Written task: Produce an exact transcription of the listing below, omitting the pictures.

Task data:
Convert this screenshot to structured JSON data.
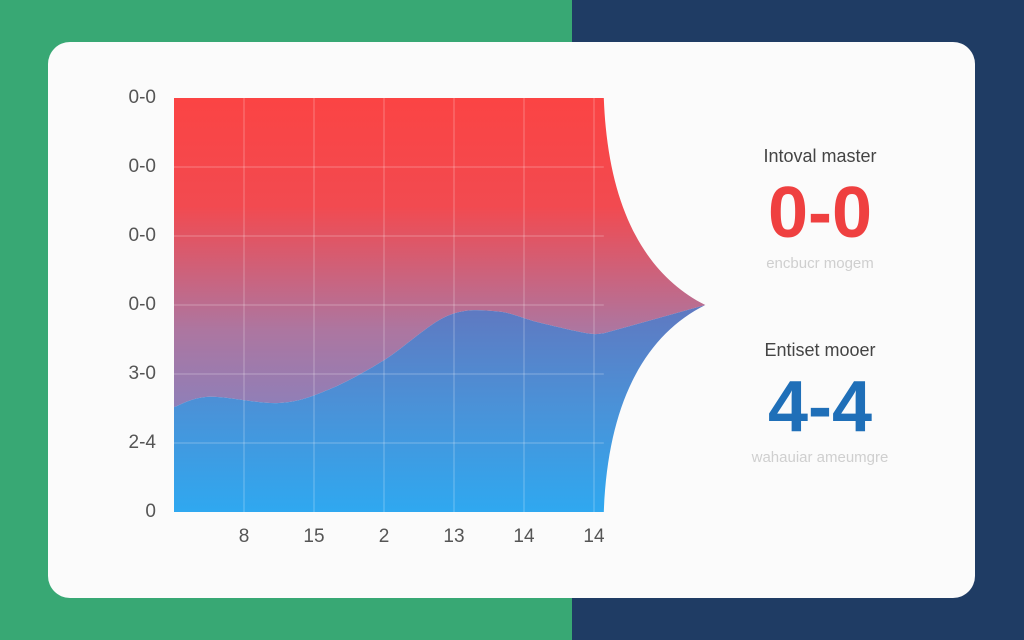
{
  "colors": {
    "bg_left": "#38a874",
    "bg_right": "#1f3c64",
    "red": "#f84444",
    "blue": "#2fa6ee",
    "purple": "#b57a9e",
    "value_red": "#ef4040",
    "value_blue": "#1f6fb8"
  },
  "chart_data": {
    "type": "area",
    "title": "",
    "xlabel": "",
    "ylabel": "",
    "y_tick_labels": [
      "0-0",
      "0-0",
      "0-0",
      "0-0",
      "3-0",
      "2-4",
      "0"
    ],
    "x_tick_labels": [
      "8",
      "15",
      "2",
      "13",
      "14",
      "14"
    ],
    "ylim": [
      0,
      6
    ],
    "xlim": [
      0,
      6.14
    ],
    "grid": true,
    "series": [
      {
        "name": "blue",
        "color": "#2fa6ee",
        "boundary": [
          [
            0,
            1.52
          ],
          [
            0.5,
            1.67
          ],
          [
            1.5,
            1.58
          ],
          [
            2.2,
            1.77
          ],
          [
            3,
            2.2
          ],
          [
            3.9,
            2.84
          ],
          [
            4.6,
            2.91
          ],
          [
            5.2,
            2.75
          ],
          [
            5.9,
            2.59
          ],
          [
            6.14,
            2.59
          ]
        ]
      },
      {
        "name": "red",
        "color": "#f84444",
        "top": 6
      }
    ],
    "convergence_point": [
      7.59,
      3.0
    ]
  },
  "stats": [
    {
      "label": "Intoval master",
      "value": "0-0",
      "sub": "encbucr mogem"
    },
    {
      "label": "Entiset mooer",
      "value": "4-4",
      "sub": "wahauiar ameumgre"
    }
  ]
}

Correct output:
Convert this screenshot to structured JSON data.
{
  "colors": {
    "bg_left": "#38a874",
    "bg_right": "#1f3c64",
    "red": "#f84444",
    "blue": "#2fa6ee",
    "purple": "#b57a9e",
    "value_red": "#ef4040",
    "value_blue": "#1f6fb8"
  },
  "chart_data": {
    "type": "area",
    "title": "",
    "xlabel": "",
    "ylabel": "",
    "y_tick_labels": [
      "0-0",
      "0-0",
      "0-0",
      "0-0",
      "3-0",
      "2-4",
      "0"
    ],
    "x_tick_labels": [
      "8",
      "15",
      "2",
      "13",
      "14",
      "14"
    ],
    "ylim": [
      0,
      6
    ],
    "xlim": [
      0,
      6.14
    ],
    "grid": true,
    "series": [
      {
        "name": "blue",
        "color": "#2fa6ee",
        "boundary": [
          [
            0,
            1.52
          ],
          [
            0.5,
            1.67
          ],
          [
            1.5,
            1.58
          ],
          [
            2.2,
            1.77
          ],
          [
            3,
            2.2
          ],
          [
            3.9,
            2.84
          ],
          [
            4.6,
            2.91
          ],
          [
            5.2,
            2.75
          ],
          [
            5.9,
            2.59
          ],
          [
            6.14,
            2.59
          ]
        ]
      },
      {
        "name": "red",
        "color": "#f84444",
        "top": 6
      }
    ],
    "convergence_point": [
      7.59,
      3.0
    ]
  },
  "stats": [
    {
      "label": "Intoval master",
      "value": "0-0",
      "sub": "encbucr mogem"
    },
    {
      "label": "Entiset mooer",
      "value": "4-4",
      "sub": "wahauiar ameumgre"
    }
  ]
}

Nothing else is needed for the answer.